The task:
Copy everything from the start of the listing below down to and including the line that contains "series-line-berkshire-hathaway — [79, 370, 1134, 393]", reproducing each line exactly.

--- Begin ---

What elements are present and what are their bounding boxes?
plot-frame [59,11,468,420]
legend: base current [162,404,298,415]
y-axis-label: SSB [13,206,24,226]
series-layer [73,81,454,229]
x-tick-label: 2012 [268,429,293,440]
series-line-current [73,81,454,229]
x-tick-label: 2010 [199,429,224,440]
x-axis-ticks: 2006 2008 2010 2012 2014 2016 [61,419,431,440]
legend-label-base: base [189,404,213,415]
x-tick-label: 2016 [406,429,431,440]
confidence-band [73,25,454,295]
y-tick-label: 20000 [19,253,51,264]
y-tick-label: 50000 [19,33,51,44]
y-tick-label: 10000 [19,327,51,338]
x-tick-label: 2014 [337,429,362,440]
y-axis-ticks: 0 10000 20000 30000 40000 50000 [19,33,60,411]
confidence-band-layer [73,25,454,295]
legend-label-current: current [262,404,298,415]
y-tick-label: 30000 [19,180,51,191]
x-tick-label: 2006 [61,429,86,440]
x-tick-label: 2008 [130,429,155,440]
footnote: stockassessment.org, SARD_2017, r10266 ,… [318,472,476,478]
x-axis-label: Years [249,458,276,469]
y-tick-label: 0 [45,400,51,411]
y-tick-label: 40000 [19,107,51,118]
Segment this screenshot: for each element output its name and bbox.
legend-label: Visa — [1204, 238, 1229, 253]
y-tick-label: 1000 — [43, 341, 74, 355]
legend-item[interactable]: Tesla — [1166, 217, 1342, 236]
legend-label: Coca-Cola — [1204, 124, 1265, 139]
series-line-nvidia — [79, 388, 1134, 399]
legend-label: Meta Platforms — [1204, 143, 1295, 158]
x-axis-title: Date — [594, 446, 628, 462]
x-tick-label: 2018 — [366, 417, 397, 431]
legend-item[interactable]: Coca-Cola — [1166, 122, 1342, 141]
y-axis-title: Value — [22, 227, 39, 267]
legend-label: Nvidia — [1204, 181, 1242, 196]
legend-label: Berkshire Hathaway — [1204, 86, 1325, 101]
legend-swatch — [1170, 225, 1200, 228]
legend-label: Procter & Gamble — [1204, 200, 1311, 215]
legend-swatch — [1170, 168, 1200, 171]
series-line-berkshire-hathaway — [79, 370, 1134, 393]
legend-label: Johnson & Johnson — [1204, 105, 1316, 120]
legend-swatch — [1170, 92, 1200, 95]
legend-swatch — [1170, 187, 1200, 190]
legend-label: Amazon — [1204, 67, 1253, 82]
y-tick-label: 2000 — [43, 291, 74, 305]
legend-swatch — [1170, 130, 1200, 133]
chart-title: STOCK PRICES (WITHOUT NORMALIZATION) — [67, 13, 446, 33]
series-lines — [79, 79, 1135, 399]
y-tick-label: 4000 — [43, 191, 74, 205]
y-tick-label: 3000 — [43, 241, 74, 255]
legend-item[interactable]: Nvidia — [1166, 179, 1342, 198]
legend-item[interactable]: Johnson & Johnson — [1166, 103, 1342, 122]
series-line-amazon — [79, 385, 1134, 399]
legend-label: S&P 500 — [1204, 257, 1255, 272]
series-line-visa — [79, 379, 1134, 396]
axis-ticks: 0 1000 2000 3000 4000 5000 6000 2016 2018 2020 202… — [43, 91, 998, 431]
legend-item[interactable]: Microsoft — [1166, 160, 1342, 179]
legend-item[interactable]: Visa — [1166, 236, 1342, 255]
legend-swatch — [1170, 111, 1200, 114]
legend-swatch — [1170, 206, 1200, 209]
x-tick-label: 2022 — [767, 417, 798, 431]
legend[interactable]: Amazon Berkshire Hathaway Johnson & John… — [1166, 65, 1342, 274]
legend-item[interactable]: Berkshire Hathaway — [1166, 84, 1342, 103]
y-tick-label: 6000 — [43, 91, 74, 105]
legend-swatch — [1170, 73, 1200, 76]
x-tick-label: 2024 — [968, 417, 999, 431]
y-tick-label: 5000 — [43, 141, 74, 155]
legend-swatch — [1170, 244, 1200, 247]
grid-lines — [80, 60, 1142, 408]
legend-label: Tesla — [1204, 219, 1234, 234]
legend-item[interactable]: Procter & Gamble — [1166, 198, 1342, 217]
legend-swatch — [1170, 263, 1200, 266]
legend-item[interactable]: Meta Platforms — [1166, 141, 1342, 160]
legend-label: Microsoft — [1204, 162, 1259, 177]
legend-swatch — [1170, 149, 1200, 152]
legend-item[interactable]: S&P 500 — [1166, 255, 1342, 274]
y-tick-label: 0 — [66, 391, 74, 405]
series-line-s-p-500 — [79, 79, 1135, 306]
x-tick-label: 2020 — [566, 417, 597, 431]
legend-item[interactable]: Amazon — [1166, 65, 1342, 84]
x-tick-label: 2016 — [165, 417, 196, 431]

--- End ---

Task solution:
What elements are present and what are their bounding boxes?
plot-frame [59,11,468,420]
legend: base current [162,404,298,415]
y-axis-label: SSB [13,206,24,226]
series-layer [73,81,454,229]
x-tick-label: 2012 [268,429,293,440]
series-line-current [73,81,454,229]
x-tick-label: 2010 [199,429,224,440]
x-axis-ticks: 2006 2008 2010 2012 2014 2016 [61,419,431,440]
legend-label-base: base [189,404,213,415]
x-tick-label: 2016 [406,429,431,440]
confidence-band [73,25,454,295]
y-tick-label: 20000 [19,253,51,264]
y-tick-label: 50000 [19,33,51,44]
y-tick-label: 10000 [19,327,51,338]
x-tick-label: 2014 [337,429,362,440]
y-axis-ticks: 0 10000 20000 30000 40000 50000 [19,33,60,411]
confidence-band-layer [73,25,454,295]
legend-label-current: current [262,404,298,415]
y-tick-label: 30000 [19,180,51,191]
x-tick-label: 2006 [61,429,86,440]
x-tick-label: 2008 [130,429,155,440]
footnote: stockassessment.org, SARD_2017, r10266 ,… [318,472,476,478]
x-axis-label: Years [249,458,276,469]
y-tick-label: 0 [45,400,51,411]
y-tick-label: 40000 [19,107,51,118]
Segment this screenshot: for each element output its name and bbox.
legend-label: Visa — [1204, 238, 1229, 253]
y-tick-label: 1000 — [43, 341, 74, 355]
legend-item[interactable]: Tesla — [1166, 217, 1342, 236]
legend-label: Coca-Cola — [1204, 124, 1265, 139]
series-line-nvidia — [79, 388, 1134, 399]
legend-label: Meta Platforms — [1204, 143, 1295, 158]
x-axis-title: Date — [594, 446, 628, 462]
x-tick-label: 2018 — [366, 417, 397, 431]
legend-item[interactable]: Coca-Cola — [1166, 122, 1342, 141]
y-axis-title: Value — [22, 227, 39, 267]
legend-label: Nvidia — [1204, 181, 1242, 196]
legend-label: Berkshire Hathaway — [1204, 86, 1325, 101]
legend-swatch — [1170, 225, 1200, 228]
legend-label: Procter & Gamble — [1204, 200, 1311, 215]
legend-swatch — [1170, 168, 1200, 171]
series-line-berkshire-hathaway — [79, 370, 1134, 393]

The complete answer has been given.